_AIM_
Retype the rows below word for word, everything from the first one down to the line that contains "flux-series bbox=[135, 73, 806, 448]", with both of those included.

** start of MATERIAL **

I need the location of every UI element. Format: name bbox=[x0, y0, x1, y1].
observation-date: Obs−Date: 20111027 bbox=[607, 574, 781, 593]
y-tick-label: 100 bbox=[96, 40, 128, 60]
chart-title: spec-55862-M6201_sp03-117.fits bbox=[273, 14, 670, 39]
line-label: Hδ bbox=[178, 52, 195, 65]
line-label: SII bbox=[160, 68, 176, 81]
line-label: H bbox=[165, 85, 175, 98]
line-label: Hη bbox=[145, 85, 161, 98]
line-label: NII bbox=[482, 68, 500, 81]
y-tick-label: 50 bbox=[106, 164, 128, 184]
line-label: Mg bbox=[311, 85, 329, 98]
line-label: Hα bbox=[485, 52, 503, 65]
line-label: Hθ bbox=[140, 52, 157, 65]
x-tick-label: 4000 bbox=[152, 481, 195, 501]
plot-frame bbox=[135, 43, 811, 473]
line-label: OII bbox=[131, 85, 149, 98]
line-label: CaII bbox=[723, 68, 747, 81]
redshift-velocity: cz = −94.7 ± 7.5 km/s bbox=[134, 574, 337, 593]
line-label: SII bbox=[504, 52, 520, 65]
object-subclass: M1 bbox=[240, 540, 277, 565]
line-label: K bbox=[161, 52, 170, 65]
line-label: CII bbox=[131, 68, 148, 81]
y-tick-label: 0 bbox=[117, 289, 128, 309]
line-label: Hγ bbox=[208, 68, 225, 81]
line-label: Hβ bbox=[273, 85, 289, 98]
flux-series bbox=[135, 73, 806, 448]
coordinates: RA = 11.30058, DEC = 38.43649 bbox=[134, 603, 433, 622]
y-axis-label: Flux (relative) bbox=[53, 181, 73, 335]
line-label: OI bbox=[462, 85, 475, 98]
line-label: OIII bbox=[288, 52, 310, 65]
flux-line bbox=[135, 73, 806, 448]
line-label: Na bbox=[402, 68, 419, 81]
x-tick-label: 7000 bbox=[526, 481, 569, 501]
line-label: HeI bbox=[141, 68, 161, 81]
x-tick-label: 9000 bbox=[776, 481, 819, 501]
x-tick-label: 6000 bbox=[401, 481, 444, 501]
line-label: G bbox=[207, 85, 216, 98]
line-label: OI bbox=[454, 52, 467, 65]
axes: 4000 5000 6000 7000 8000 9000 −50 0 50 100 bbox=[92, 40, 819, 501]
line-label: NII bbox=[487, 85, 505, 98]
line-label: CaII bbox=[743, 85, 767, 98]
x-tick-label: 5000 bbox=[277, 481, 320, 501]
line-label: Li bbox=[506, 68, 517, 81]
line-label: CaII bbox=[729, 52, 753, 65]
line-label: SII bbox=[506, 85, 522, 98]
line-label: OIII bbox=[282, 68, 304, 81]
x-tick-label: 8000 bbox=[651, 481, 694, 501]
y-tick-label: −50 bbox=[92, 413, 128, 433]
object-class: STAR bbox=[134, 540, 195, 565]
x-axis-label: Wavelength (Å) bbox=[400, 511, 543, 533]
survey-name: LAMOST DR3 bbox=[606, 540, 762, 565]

** end of MATERIAL **

_ANSWER TO THE TASK_
I need the location of every UI element. Format: name bbox=[x0, y0, x1, y1].
observation-date: Obs−Date: 20111027 bbox=[607, 574, 781, 593]
y-tick-label: 100 bbox=[96, 40, 128, 60]
chart-title: spec-55862-M6201_sp03-117.fits bbox=[273, 14, 670, 39]
line-label: Hδ bbox=[178, 52, 195, 65]
line-label: SII bbox=[160, 68, 176, 81]
line-label: H bbox=[165, 85, 175, 98]
line-label: Hη bbox=[145, 85, 161, 98]
line-label: NII bbox=[482, 68, 500, 81]
y-tick-label: 50 bbox=[106, 164, 128, 184]
line-label: Mg bbox=[311, 85, 329, 98]
line-label: Hα bbox=[485, 52, 503, 65]
line-label: Hθ bbox=[140, 52, 157, 65]
x-tick-label: 4000 bbox=[152, 481, 195, 501]
plot-frame bbox=[135, 43, 811, 473]
line-label: OII bbox=[131, 85, 149, 98]
line-label: CaII bbox=[723, 68, 747, 81]
redshift-velocity: cz = −94.7 ± 7.5 km/s bbox=[134, 574, 337, 593]
line-label: SII bbox=[504, 52, 520, 65]
object-subclass: M1 bbox=[240, 540, 277, 565]
line-label: K bbox=[161, 52, 170, 65]
line-label: CII bbox=[131, 68, 148, 81]
y-tick-label: 0 bbox=[117, 289, 128, 309]
line-label: Hγ bbox=[208, 68, 225, 81]
line-label: Hβ bbox=[273, 85, 289, 98]
flux-series bbox=[135, 73, 806, 448]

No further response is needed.